begin DATA EXTRACT

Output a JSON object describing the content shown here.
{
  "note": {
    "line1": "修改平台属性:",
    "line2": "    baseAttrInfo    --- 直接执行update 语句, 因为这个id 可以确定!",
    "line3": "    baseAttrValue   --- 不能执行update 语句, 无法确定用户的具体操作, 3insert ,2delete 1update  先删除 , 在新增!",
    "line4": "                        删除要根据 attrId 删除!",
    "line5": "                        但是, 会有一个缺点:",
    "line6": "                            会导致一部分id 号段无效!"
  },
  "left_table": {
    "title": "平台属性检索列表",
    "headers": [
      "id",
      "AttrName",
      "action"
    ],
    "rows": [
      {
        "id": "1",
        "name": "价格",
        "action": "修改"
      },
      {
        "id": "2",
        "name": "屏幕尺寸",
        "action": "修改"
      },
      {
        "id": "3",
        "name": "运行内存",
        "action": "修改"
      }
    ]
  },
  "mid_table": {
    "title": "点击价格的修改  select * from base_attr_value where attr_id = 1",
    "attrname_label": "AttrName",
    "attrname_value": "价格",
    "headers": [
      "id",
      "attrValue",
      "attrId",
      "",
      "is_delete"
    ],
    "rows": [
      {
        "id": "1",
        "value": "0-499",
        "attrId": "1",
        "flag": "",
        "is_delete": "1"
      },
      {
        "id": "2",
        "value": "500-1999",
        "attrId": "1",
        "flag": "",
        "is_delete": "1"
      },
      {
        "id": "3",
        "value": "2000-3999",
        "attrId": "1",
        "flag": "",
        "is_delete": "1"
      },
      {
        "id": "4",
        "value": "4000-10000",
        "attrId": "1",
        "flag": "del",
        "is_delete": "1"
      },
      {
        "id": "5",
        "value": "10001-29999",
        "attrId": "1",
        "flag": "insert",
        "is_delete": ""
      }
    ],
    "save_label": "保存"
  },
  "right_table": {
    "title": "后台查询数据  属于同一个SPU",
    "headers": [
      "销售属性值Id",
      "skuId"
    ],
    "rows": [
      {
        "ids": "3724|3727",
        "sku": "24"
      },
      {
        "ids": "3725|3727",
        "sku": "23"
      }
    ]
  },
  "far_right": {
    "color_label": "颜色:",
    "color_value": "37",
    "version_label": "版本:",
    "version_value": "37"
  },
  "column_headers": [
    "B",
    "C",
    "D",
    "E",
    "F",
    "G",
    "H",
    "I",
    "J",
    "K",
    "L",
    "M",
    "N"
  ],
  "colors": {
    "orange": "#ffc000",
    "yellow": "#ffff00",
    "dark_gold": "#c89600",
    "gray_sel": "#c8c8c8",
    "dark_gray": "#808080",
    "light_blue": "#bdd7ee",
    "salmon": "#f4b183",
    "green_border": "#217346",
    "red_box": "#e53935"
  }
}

end DATA EXTRACT

[YOUR OBJECTIVE] Reproduce every record, matching each line exactly.

[CORRECT ANSWER]
Output a JSON object describing the content shown here.
{
  "note": {
    "line1": "修改平台属性:",
    "line2": "    baseAttrInfo    --- 直接执行update 语句, 因为这个id 可以确定!",
    "line3": "    baseAttrValue   --- 不能执行update 语句, 无法确定用户的具体操作, 3insert ,2delete 1update  先删除 , 在新增!",
    "line4": "                        删除要根据 attrId 删除!",
    "line5": "                        但是, 会有一个缺点:",
    "line6": "                            会导致一部分id 号段无效!"
  },
  "left_table": {
    "title": "平台属性检索列表",
    "headers": [
      "id",
      "AttrName",
      "action"
    ],
    "rows": [
      {
        "id": "1",
        "name": "价格",
        "action": "修改"
      },
      {
        "id": "2",
        "name": "屏幕尺寸",
        "action": "修改"
      },
      {
        "id": "3",
        "name": "运行内存",
        "action": "修改"
      }
    ]
  },
  "mid_table": {
    "title": "点击价格的修改  select * from base_attr_value where attr_id = 1",
    "attrname_label": "AttrName",
    "attrname_value": "价格",
    "headers": [
      "id",
      "attrValue",
      "attrId",
      "",
      "is_delete"
    ],
    "rows": [
      {
        "id": "1",
        "value": "0-499",
        "attrId": "1",
        "flag": "",
        "is_delete": "1"
      },
      {
        "id": "2",
        "value": "500-1999",
        "attrId": "1",
        "flag": "",
        "is_delete": "1"
      },
      {
        "id": "3",
        "value": "2000-3999",
        "attrId": "1",
        "flag": "",
        "is_delete": "1"
      },
      {
        "id": "4",
        "value": "4000-10000",
        "attrId": "1",
        "flag": "del",
        "is_delete": "1"
      },
      {
        "id": "5",
        "value": "10001-29999",
        "attrId": "1",
        "flag": "insert",
        "is_delete": ""
      }
    ],
    "save_label": "保存"
  },
  "right_table": {
    "title": "后台查询数据  属于同一个SPU",
    "headers": [
      "销售属性值Id",
      "skuId"
    ],
    "rows": [
      {
        "ids": "3724|3727",
        "sku": "24"
      },
      {
        "ids": "3725|3727",
        "sku": "23"
      }
    ]
  },
  "far_right": {
    "color_label": "颜色:",
    "color_value": "37",
    "version_label": "版本:",
    "version_value": "37"
  },
  "column_headers": [
    "B",
    "C",
    "D",
    "E",
    "F",
    "G",
    "H",
    "I",
    "J",
    "K",
    "L",
    "M",
    "N"
  ],
  "colors": {
    "orange": "#ffc000",
    "yellow": "#ffff00",
    "dark_gold": "#c89600",
    "gray_sel": "#c8c8c8",
    "dark_gray": "#808080",
    "light_blue": "#bdd7ee",
    "salmon": "#f4b183",
    "green_border": "#217346",
    "red_box": "#e53935"
  }
}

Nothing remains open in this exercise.